▶ [Problem to work on]
Go through the entries below and count the lines holding the word "people". Reply with only the number, please.

▶ [Data for processing]
┄┄┄┄┄┄┄┄┄┄

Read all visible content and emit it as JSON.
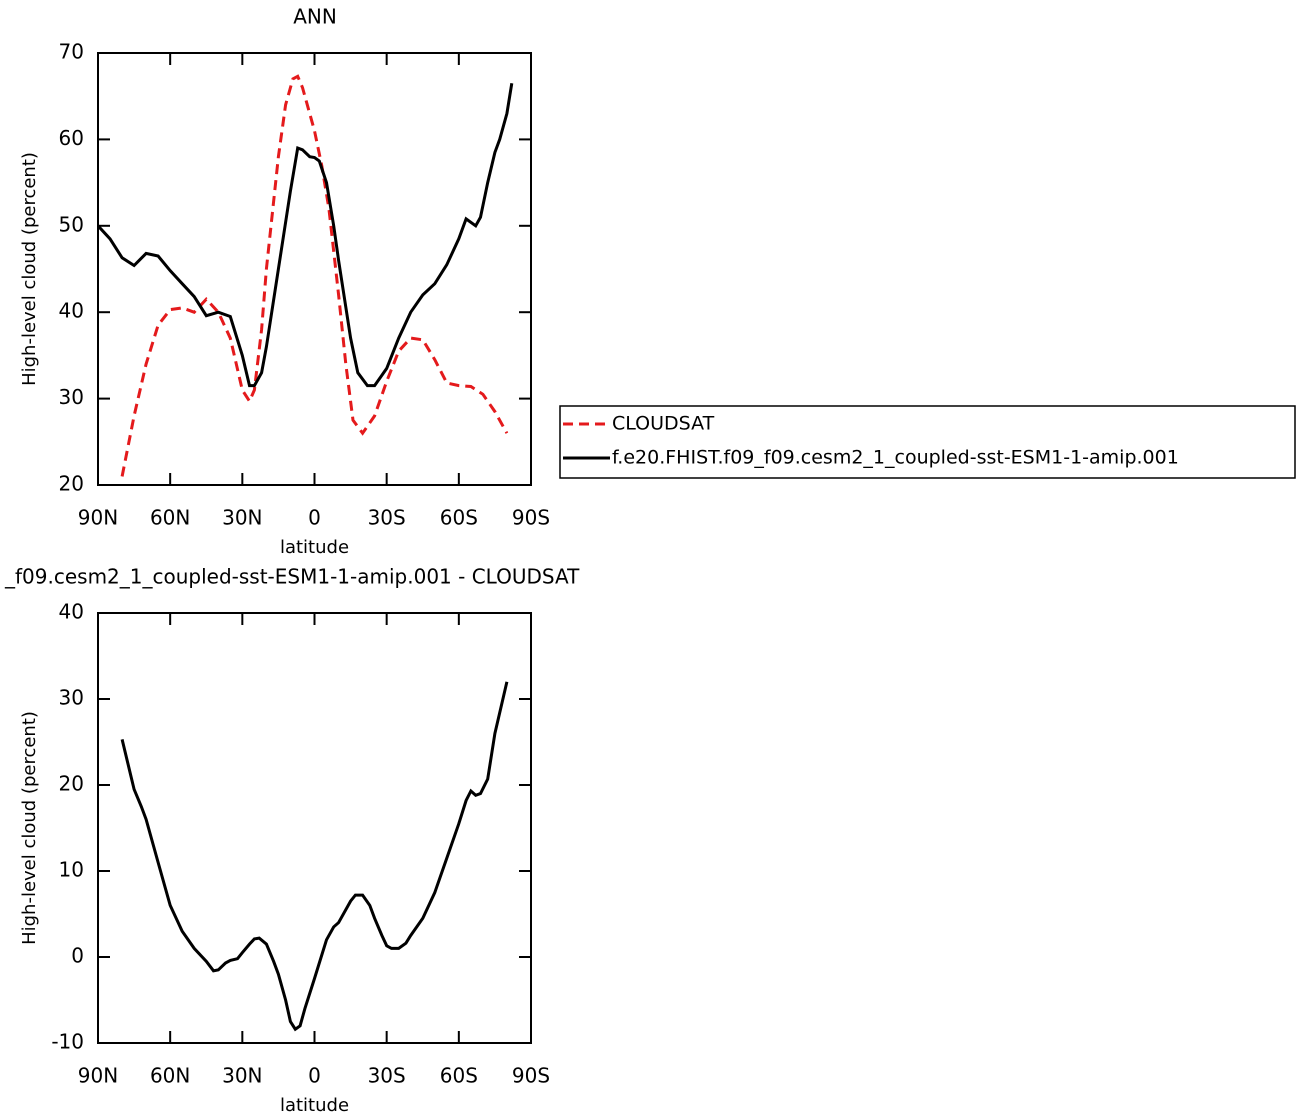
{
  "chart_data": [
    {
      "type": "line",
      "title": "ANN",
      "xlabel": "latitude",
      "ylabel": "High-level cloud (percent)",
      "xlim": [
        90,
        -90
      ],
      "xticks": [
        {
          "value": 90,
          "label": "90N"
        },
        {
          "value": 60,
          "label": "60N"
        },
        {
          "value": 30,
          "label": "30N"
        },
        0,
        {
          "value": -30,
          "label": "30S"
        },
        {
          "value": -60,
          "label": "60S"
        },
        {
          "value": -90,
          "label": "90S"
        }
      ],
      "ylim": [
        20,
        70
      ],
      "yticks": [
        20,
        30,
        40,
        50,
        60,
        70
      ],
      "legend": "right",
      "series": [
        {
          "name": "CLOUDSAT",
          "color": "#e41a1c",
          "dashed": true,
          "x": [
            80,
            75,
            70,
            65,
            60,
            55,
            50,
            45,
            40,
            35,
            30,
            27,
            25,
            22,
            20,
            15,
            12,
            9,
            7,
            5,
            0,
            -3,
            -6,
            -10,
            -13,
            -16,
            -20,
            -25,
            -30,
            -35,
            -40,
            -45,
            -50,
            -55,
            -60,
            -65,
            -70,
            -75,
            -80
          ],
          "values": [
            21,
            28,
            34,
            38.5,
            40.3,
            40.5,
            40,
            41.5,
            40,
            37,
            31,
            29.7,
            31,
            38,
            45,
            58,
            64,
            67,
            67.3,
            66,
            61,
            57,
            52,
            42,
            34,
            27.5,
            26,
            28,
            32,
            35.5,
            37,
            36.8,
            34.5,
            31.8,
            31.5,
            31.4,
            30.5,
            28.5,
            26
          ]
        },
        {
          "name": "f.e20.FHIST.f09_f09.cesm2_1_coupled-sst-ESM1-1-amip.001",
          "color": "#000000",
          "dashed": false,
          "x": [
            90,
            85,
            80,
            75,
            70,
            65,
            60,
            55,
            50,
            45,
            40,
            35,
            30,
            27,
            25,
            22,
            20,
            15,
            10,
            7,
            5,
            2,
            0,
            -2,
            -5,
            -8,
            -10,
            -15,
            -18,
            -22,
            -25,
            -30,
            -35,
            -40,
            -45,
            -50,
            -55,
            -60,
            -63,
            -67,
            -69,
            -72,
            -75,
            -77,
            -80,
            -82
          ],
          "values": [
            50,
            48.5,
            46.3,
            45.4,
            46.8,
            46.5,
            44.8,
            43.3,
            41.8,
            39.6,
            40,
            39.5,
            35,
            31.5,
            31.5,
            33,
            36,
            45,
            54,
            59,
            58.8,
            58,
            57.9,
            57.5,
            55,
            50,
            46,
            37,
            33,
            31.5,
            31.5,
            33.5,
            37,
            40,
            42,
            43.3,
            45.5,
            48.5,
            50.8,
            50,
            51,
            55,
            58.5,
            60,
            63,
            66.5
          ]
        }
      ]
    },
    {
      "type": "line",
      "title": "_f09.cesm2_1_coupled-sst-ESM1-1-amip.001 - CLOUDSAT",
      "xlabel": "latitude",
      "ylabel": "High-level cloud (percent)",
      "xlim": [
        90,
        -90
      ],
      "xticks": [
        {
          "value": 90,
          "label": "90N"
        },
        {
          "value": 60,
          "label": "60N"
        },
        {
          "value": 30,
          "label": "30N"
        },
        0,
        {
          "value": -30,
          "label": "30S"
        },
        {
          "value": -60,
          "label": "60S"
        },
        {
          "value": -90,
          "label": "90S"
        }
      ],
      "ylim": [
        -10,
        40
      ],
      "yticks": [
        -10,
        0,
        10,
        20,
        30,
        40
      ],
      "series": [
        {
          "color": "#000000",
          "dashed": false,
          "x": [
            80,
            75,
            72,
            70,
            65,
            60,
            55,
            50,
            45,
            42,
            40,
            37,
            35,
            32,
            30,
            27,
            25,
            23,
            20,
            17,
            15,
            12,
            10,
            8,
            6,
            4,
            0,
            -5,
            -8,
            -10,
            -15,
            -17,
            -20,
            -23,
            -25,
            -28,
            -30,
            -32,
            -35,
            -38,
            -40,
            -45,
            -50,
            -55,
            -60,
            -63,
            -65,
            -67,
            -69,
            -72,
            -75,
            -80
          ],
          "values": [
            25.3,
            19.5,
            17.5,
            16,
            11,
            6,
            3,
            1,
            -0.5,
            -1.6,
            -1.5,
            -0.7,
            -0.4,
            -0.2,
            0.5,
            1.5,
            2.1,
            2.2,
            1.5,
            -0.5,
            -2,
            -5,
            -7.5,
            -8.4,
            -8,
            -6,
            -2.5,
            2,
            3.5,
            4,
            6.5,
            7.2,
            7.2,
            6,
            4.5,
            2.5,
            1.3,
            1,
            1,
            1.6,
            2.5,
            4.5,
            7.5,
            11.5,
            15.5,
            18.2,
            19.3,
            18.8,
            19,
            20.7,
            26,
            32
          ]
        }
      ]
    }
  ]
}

┄┄┄┄┄┄┄┄┄┄

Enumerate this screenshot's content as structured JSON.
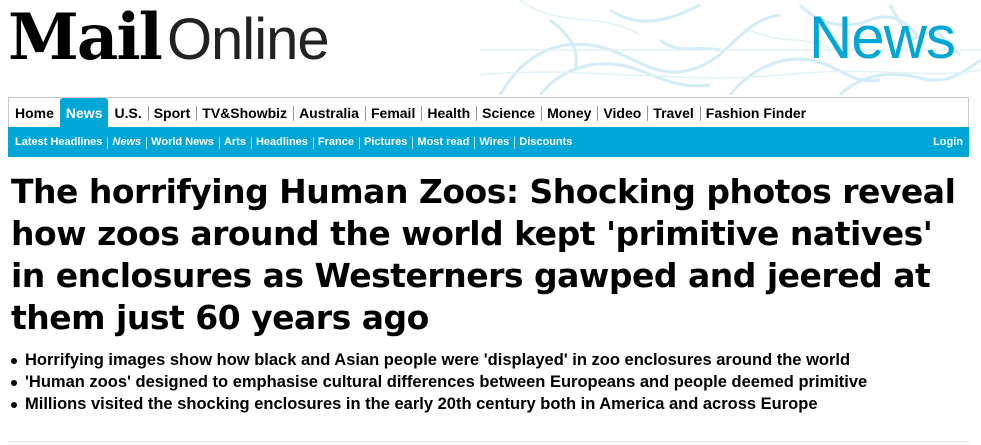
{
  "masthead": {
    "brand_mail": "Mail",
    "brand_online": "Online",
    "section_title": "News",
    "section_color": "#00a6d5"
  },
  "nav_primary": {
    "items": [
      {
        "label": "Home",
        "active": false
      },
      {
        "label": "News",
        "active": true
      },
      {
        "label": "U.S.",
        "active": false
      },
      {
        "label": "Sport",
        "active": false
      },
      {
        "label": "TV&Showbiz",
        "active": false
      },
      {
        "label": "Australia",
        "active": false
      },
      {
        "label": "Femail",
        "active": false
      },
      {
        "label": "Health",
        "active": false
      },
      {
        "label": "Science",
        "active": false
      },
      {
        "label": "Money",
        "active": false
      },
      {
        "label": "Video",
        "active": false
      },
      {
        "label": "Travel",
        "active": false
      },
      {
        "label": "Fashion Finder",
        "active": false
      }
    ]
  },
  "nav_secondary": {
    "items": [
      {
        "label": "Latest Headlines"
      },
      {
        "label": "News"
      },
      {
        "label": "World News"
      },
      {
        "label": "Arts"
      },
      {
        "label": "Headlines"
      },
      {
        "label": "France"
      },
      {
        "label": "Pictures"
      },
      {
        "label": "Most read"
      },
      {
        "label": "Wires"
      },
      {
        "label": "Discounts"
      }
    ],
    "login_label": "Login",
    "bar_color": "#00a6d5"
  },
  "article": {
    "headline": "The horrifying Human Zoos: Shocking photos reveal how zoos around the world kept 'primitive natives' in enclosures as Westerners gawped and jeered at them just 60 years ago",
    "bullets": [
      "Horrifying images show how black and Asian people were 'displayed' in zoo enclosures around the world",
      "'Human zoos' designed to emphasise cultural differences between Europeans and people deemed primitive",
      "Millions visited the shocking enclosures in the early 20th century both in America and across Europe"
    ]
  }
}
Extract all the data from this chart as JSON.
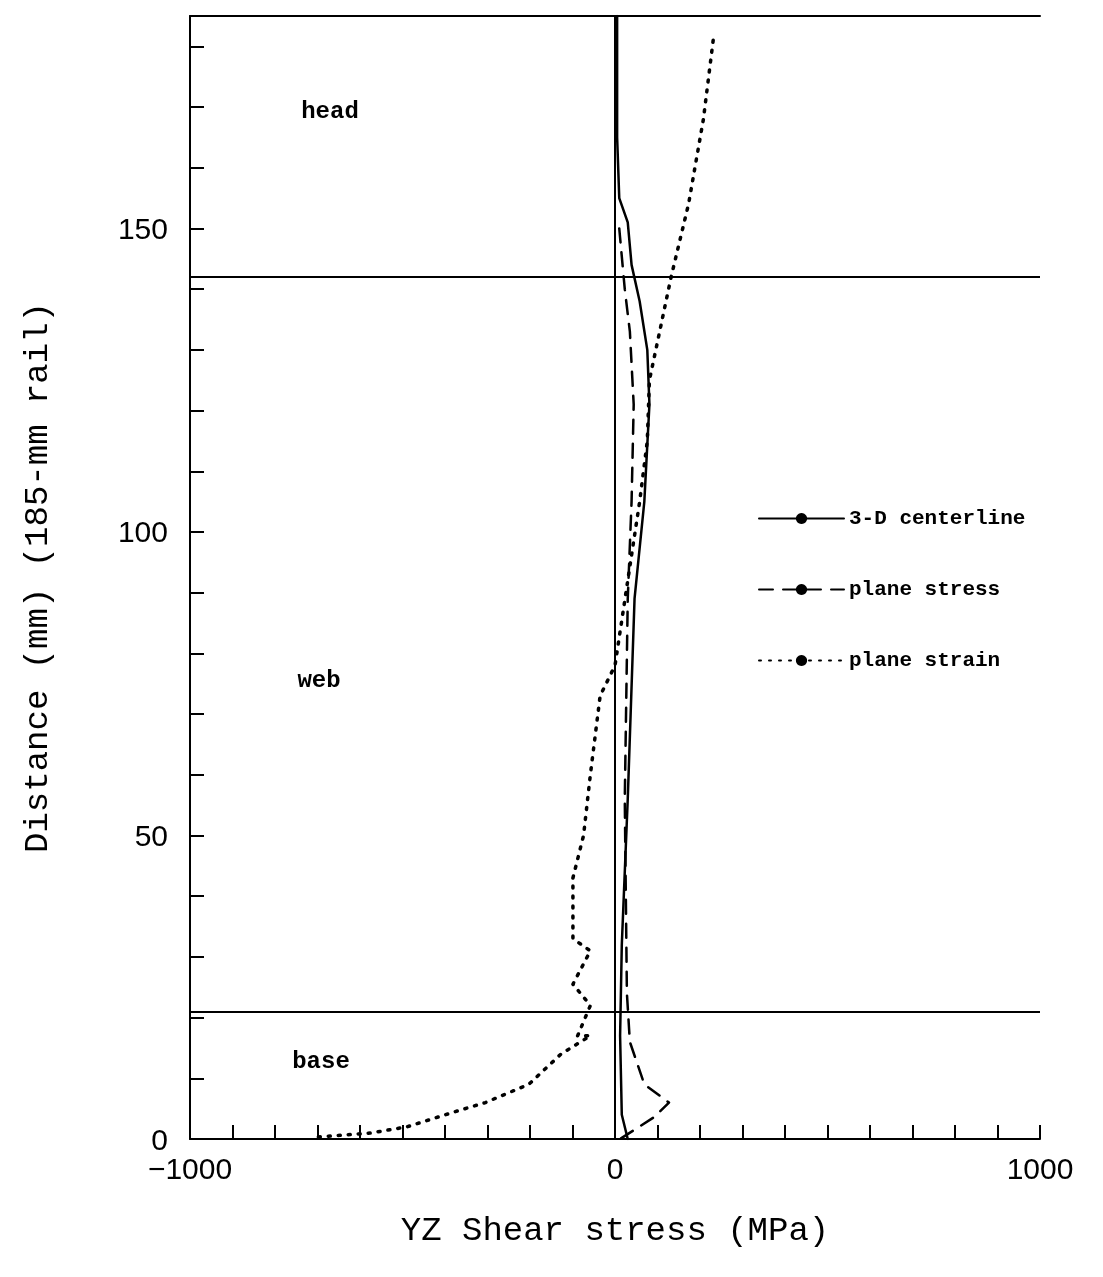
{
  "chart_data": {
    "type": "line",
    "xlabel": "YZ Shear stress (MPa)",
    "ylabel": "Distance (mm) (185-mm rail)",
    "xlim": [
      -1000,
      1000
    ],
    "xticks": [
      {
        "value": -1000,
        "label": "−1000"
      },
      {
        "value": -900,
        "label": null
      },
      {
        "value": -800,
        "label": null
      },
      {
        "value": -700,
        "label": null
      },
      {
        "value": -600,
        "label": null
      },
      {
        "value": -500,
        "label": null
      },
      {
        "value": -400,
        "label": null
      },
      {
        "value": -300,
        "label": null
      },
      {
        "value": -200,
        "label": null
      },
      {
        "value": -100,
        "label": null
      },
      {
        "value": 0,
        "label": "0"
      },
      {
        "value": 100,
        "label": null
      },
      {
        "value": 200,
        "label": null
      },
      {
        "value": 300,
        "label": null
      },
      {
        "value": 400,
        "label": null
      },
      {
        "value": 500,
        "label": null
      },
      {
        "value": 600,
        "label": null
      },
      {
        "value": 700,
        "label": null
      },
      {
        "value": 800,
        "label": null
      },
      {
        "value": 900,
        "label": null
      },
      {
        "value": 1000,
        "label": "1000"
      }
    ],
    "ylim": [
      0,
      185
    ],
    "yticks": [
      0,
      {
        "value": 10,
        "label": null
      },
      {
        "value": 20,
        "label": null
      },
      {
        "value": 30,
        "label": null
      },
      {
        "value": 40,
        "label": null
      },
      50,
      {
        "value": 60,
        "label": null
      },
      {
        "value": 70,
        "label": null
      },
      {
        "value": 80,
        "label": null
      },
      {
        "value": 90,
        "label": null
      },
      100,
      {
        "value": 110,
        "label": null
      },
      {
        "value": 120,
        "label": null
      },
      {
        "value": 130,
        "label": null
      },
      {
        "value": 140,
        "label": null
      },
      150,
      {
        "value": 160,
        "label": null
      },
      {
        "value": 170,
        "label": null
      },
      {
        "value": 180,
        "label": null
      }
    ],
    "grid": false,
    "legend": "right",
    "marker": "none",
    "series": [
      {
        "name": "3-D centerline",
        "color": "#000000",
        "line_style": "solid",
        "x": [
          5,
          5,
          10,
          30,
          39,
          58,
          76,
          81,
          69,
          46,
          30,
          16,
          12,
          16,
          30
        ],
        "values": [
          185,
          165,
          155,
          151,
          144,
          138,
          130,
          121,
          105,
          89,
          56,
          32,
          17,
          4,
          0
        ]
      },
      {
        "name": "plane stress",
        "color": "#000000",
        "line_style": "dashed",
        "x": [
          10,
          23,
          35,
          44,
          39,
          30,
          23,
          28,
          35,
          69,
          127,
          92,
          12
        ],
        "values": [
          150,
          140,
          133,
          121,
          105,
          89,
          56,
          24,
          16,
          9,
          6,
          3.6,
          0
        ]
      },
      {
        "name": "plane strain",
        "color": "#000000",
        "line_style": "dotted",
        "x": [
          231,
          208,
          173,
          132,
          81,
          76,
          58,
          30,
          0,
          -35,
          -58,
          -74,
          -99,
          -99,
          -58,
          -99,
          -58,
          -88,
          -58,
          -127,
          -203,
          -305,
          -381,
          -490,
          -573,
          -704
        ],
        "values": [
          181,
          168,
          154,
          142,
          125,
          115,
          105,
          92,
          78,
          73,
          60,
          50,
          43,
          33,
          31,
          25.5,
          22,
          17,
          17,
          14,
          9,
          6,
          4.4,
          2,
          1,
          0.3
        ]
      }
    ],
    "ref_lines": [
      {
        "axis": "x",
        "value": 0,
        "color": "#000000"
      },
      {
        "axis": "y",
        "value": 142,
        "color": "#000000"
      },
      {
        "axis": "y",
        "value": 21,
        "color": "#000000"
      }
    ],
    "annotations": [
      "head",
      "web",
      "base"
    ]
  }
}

┄┄┄┄┄┄┄┄┄┄

▶ [Result of the task]
2